### Short exercise
Set the listing down unchanged, minus every embedded image.

### Source records
════════
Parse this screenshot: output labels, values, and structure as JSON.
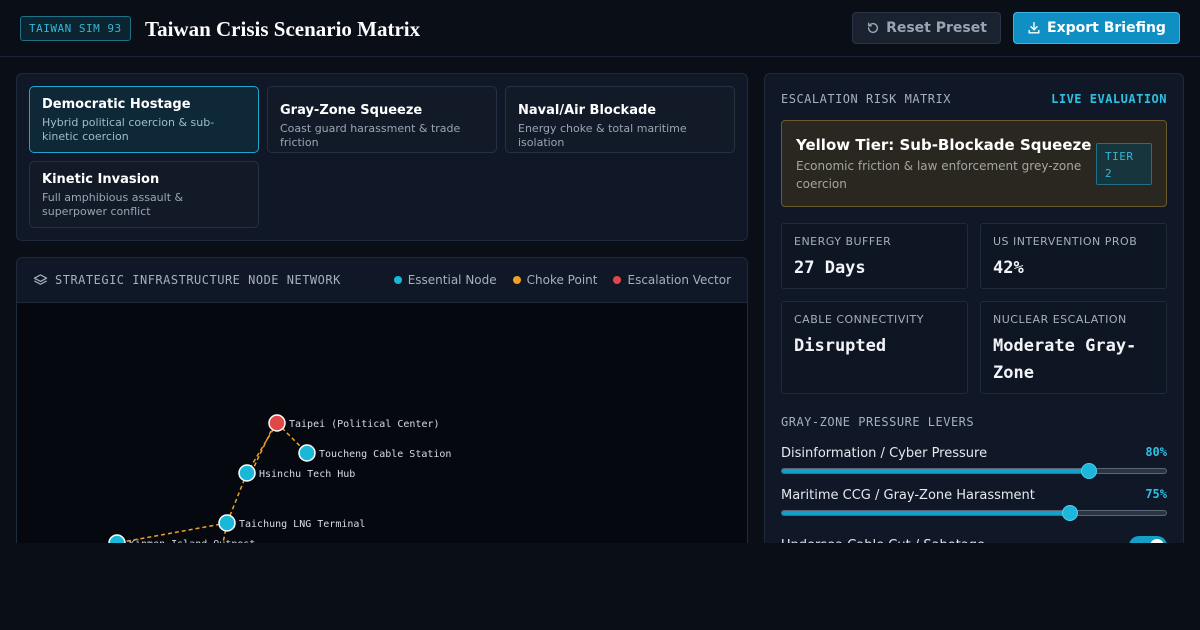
{
  "header": {
    "badge": "TAIWAN SIM 93",
    "title": "Taiwan Crisis Scenario Matrix",
    "reset_label": "Reset Preset",
    "export_label": "Export Briefing"
  },
  "scenarios": [
    {
      "title": "Democratic Hostage",
      "desc": "Hybrid political coercion & sub-kinetic coercion",
      "active": true
    },
    {
      "title": "Gray-Zone Squeeze",
      "desc": "Coast guard harassment & trade friction",
      "active": false
    },
    {
      "title": "Naval/Air Blockade",
      "desc": "Energy choke & total maritime isolation",
      "active": false
    },
    {
      "title": "Kinetic Invasion",
      "desc": "Full amphibious assault & superpower conflict",
      "active": false
    }
  ],
  "network": {
    "title": "STRATEGIC INFRASTRUCTURE NODE NETWORK",
    "legend": [
      {
        "label": "Essential Node",
        "color": "#1ab8d8"
      },
      {
        "label": "Choke Point",
        "color": "#f0a020"
      },
      {
        "label": "Escalation Vector",
        "color": "#e04848"
      }
    ],
    "nodes": [
      {
        "id": "taipei",
        "label": "Taipei (Political Center)",
        "color": "#e04848"
      },
      {
        "id": "toucheng",
        "label": "Toucheng Cable Station",
        "color": "#1ab8d8"
      },
      {
        "id": "hsinchu",
        "label": "Hsinchu Tech Hub",
        "color": "#1ab8d8"
      },
      {
        "id": "taichung",
        "label": "Taichung LNG Terminal",
        "color": "#1ab8d8"
      },
      {
        "id": "kinmen",
        "label": "Kinmen Island Outpost",
        "color": "#1ab8d8"
      }
    ]
  },
  "risk": {
    "title": "ESCALATION RISK MATRIX",
    "live_label": "LIVE EVALUATION",
    "tier_name": "Yellow Tier: Sub-Blockade Squeeze",
    "tier_desc": "Economic friction & law enforcement grey-zone coercion",
    "tier_badge": "TIER 2",
    "metrics": [
      {
        "label": "ENERGY BUFFER",
        "value": "27 Days"
      },
      {
        "label": "US INTERVENTION PROB",
        "value": "42%"
      },
      {
        "label": "CABLE CONNECTIVITY",
        "value": "Disrupted"
      },
      {
        "label": "NUCLEAR ESCALATION",
        "value": "Moderate Gray-Zone"
      }
    ],
    "levers_title": "GRAY-ZONE PRESSURE LEVERS",
    "levers": [
      {
        "label": "Disinformation / Cyber Pressure",
        "value": "80%",
        "level": 80
      },
      {
        "label": "Maritime CCG / Gray-Zone Harassment",
        "value": "75%",
        "level": 75
      }
    ],
    "toggle_label": "Undersea Cable Cut / Sabotage",
    "toggle_on": true
  }
}
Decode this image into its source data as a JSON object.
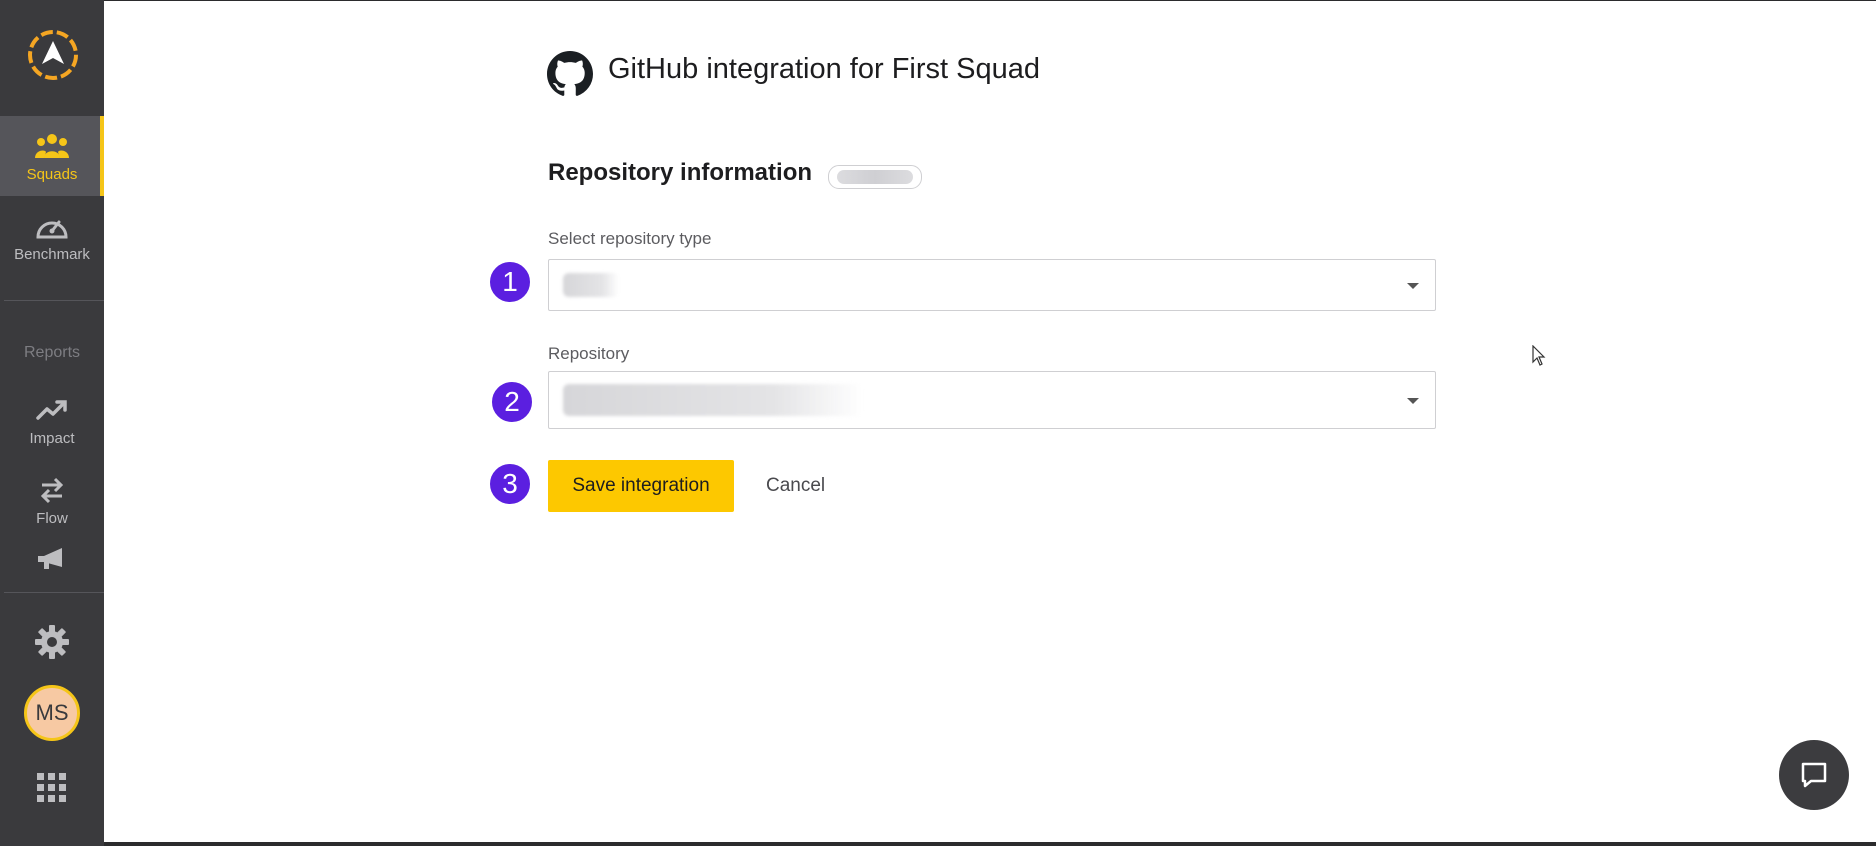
{
  "colors": {
    "sidebar_bg": "#3a3a3d",
    "accent": "#f5c518",
    "primary_button": "#fdc800",
    "step_badge": "#5b1fe0"
  },
  "sidebar": {
    "items": [
      {
        "label": "Squads",
        "icon": "people-icon",
        "active": true
      },
      {
        "label": "Benchmark",
        "icon": "speedometer-icon",
        "active": false
      }
    ],
    "reports_label": "Reports",
    "report_items": [
      {
        "label": "Impact",
        "icon": "trending-up-icon"
      },
      {
        "label": "Flow",
        "icon": "swap-arrows-icon"
      },
      {
        "label": "",
        "icon": "megaphone-icon"
      }
    ],
    "settings_icon": "gear-icon",
    "avatar_initials": "MS",
    "apps_icon": "grid-icon"
  },
  "main": {
    "title": "GitHub integration for First Squad",
    "section_title": "Repository information",
    "repo_type": {
      "label": "Select repository type",
      "value": ""
    },
    "repository": {
      "label": "Repository",
      "value": ""
    },
    "steps": [
      "1",
      "2",
      "3"
    ],
    "save_label": "Save integration",
    "cancel_label": "Cancel"
  }
}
════════
### Answer to this problem
Parse this screenshot: output labels, values, and structure as JSON.
{
  "header": {
    "badge": "TAIWAN SIM 93",
    "title": "Taiwan Crisis Scenario Matrix",
    "reset_label": "Reset Preset",
    "export_label": "Export Briefing"
  },
  "scenarios": [
    {
      "title": "Democratic Hostage",
      "desc": "Hybrid political coercion & sub-kinetic coercion",
      "active": true
    },
    {
      "title": "Gray-Zone Squeeze",
      "desc": "Coast guard harassment & trade friction",
      "active": false
    },
    {
      "title": "Naval/Air Blockade",
      "desc": "Energy choke & total maritime isolation",
      "active": false
    },
    {
      "title": "Kinetic Invasion",
      "desc": "Full amphibious assault & superpower conflict",
      "active": false
    }
  ],
  "network": {
    "title": "STRATEGIC INFRASTRUCTURE NODE NETWORK",
    "legend": [
      {
        "label": "Essential Node",
        "color": "#1ab8d8"
      },
      {
        "label": "Choke Point",
        "color": "#f0a020"
      },
      {
        "label": "Escalation Vector",
        "color": "#e04848"
      }
    ],
    "nodes": [
      {
        "id": "taipei",
        "label": "Taipei (Political Center)",
        "color": "#e04848"
      },
      {
        "id": "toucheng",
        "label": "Toucheng Cable Station",
        "color": "#1ab8d8"
      },
      {
        "id": "hsinchu",
        "label": "Hsinchu Tech Hub",
        "color": "#1ab8d8"
      },
      {
        "id": "taichung",
        "label": "Taichung LNG Terminal",
        "color": "#1ab8d8"
      },
      {
        "id": "kinmen",
        "label": "Kinmen Island Outpost",
        "color": "#1ab8d8"
      }
    ]
  },
  "risk": {
    "title": "ESCALATION RISK MATRIX",
    "live_label": "LIVE EVALUATION",
    "tier_name": "Yellow Tier: Sub-Blockade Squeeze",
    "tier_desc": "Economic friction & law enforcement grey-zone coercion",
    "tier_badge": "TIER 2",
    "metrics": [
      {
        "label": "ENERGY BUFFER",
        "value": "27 Days"
      },
      {
        "label": "US INTERVENTION PROB",
        "value": "42%"
      },
      {
        "label": "CABLE CONNECTIVITY",
        "value": "Disrupted"
      },
      {
        "label": "NUCLEAR ESCALATION",
        "value": "Moderate Gray-Zone"
      }
    ],
    "levers_title": "GRAY-ZONE PRESSURE LEVERS",
    "levers": [
      {
        "label": "Disinformation / Cyber Pressure",
        "value": "80%",
        "level": 80
      },
      {
        "label": "Maritime CCG / Gray-Zone Harassment",
        "value": "75%",
        "level": 75
      }
    ],
    "toggle_label": "Undersea Cable Cut / Sabotage",
    "toggle_on": true
  }
}
Decode this image into its source data as a JSON object.
{
  "colors": {
    "sidebar_bg": "#3a3a3d",
    "accent": "#f5c518",
    "primary_button": "#fdc800",
    "step_badge": "#5b1fe0"
  },
  "sidebar": {
    "items": [
      {
        "label": "Squads",
        "icon": "people-icon",
        "active": true
      },
      {
        "label": "Benchmark",
        "icon": "speedometer-icon",
        "active": false
      }
    ],
    "reports_label": "Reports",
    "report_items": [
      {
        "label": "Impact",
        "icon": "trending-up-icon"
      },
      {
        "label": "Flow",
        "icon": "swap-arrows-icon"
      },
      {
        "label": "",
        "icon": "megaphone-icon"
      }
    ],
    "settings_icon": "gear-icon",
    "avatar_initials": "MS",
    "apps_icon": "grid-icon"
  },
  "main": {
    "title": "GitHub integration for First Squad",
    "section_title": "Repository information",
    "repo_type": {
      "label": "Select repository type",
      "value": ""
    },
    "repository": {
      "label": "Repository",
      "value": ""
    },
    "steps": [
      "1",
      "2",
      "3"
    ],
    "save_label": "Save integration",
    "cancel_label": "Cancel"
  }
}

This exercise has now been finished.